Posted 12-11-2011 at 11:35 PM by DrivinMyHome

When we moved into our TT, one of my 'musts' was to keep all of the tools that I might need. I pared down my tool set quite a bit, getting rid of the duplicates, with the hopes that I would be able to do anything in the trailer that I was able to do at the house. This idea got put to the test in our first month when the infamous 'Chevy lower intake-manifold gasket' sprung a leak in the Suburban. I was able to perform all of the work with my tool bag, and without a manual (I have a Haynes manual but it was packed up and I couldn't find it!!).

Today, while I was underneath the Suburban replacing the shocks I had one of the twins helping me as only one's kid can ("hand me that wrench", "watch close, you'll be doing this to your car someday", "ewww, daddy. why is your arm so greasy?"). As I was working on loosening a bolt, I heard a voice: "If you need any tools, let me know." I tossed out a "thanks" and continued to wrench, thinking that it was the neighbor across the street. I knew I didn't need any additional tools, but appreciated the offer. Then, my daughter leaned to the side and asked "Who was that?" Turns out, it was the next-door neighbor. That made me think about our old neighborhood.

(Region and label listings)
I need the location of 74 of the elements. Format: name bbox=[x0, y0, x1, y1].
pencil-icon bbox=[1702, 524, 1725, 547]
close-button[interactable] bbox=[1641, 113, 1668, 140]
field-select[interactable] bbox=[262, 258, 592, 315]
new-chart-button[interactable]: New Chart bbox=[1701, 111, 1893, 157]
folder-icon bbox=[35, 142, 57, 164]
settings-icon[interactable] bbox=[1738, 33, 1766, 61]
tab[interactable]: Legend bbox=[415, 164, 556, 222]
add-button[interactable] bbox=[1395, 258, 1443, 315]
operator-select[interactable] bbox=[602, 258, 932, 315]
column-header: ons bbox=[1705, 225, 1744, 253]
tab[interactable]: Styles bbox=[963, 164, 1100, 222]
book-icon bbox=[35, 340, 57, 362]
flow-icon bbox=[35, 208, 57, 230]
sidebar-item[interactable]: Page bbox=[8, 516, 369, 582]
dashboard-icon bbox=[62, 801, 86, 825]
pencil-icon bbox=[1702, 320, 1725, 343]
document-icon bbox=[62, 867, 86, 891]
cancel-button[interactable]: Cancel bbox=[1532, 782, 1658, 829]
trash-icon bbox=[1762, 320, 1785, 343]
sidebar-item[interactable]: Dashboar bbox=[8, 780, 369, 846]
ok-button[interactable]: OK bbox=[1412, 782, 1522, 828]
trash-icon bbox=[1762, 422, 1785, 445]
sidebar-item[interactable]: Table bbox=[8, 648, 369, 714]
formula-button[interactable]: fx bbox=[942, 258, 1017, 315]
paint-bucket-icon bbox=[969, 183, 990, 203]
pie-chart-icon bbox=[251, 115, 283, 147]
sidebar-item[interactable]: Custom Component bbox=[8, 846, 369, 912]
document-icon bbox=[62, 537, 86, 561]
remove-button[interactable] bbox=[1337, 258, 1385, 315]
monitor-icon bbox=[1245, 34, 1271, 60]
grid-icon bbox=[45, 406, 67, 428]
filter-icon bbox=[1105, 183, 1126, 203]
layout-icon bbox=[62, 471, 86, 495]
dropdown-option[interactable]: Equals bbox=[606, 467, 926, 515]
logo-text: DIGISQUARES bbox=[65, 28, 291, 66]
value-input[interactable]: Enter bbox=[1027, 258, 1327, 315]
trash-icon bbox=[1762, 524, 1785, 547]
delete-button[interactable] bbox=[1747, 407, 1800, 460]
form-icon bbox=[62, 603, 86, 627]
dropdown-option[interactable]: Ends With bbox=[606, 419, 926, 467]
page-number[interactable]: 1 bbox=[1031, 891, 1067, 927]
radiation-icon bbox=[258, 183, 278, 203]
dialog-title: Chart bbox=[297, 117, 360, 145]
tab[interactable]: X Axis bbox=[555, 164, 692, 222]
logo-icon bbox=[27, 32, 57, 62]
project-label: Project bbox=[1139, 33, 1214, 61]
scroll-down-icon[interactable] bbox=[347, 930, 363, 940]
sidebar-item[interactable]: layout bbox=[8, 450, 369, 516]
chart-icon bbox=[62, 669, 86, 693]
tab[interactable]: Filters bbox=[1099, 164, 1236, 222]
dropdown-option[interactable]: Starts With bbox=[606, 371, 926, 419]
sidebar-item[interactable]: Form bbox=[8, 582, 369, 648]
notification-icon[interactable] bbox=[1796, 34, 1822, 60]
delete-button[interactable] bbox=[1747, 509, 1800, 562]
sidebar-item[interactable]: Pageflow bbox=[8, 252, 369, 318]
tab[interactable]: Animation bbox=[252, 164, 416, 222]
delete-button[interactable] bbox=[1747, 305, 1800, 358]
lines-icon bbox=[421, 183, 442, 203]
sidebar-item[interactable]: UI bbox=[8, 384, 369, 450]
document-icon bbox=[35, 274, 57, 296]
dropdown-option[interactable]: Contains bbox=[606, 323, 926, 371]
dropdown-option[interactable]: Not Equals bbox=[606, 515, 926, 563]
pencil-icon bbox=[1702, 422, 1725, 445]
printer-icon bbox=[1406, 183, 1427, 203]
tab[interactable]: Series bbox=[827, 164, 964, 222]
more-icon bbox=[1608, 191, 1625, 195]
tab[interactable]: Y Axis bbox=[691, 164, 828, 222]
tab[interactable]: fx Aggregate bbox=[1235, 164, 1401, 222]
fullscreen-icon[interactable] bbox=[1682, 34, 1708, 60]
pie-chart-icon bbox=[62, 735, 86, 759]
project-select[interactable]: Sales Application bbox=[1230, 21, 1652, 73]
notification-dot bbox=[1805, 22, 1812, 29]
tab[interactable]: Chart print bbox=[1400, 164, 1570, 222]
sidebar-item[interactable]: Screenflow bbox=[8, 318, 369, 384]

- **GIVEN PROBLEM A**
In the travel-trailer tools post, what was being replaced on the Suburban today?
- **GIVEN PROBLEM B**
Write out the part of the travel-trailer tools post starting with "Today, while I" and going on through "our old neighborhood.".

- **EXERCISE RESULT A**
The shocks.

- **EXERCISE RESULT B**
Today, while I was underneath the Suburban replacing the shocks I had one of the twins helping me as only one's kid can ("hand me that wrench", "watch close, you'll be doing this to your car someday", "ewww, daddy. why is your arm so greasy?"). As I was working on loosening a bolt, I heard a voice: "If you need any tools, let me know." I tossed out a "thanks" and continued to wrench, thinking that it was the neighbor across the street. I knew I didn't need any additional tools, but appreciated the offer. Then, my daughter leaned to the side and asked "Who was that?" Turns out, it was the next-door neighbor. That made me think about our old neighborhood.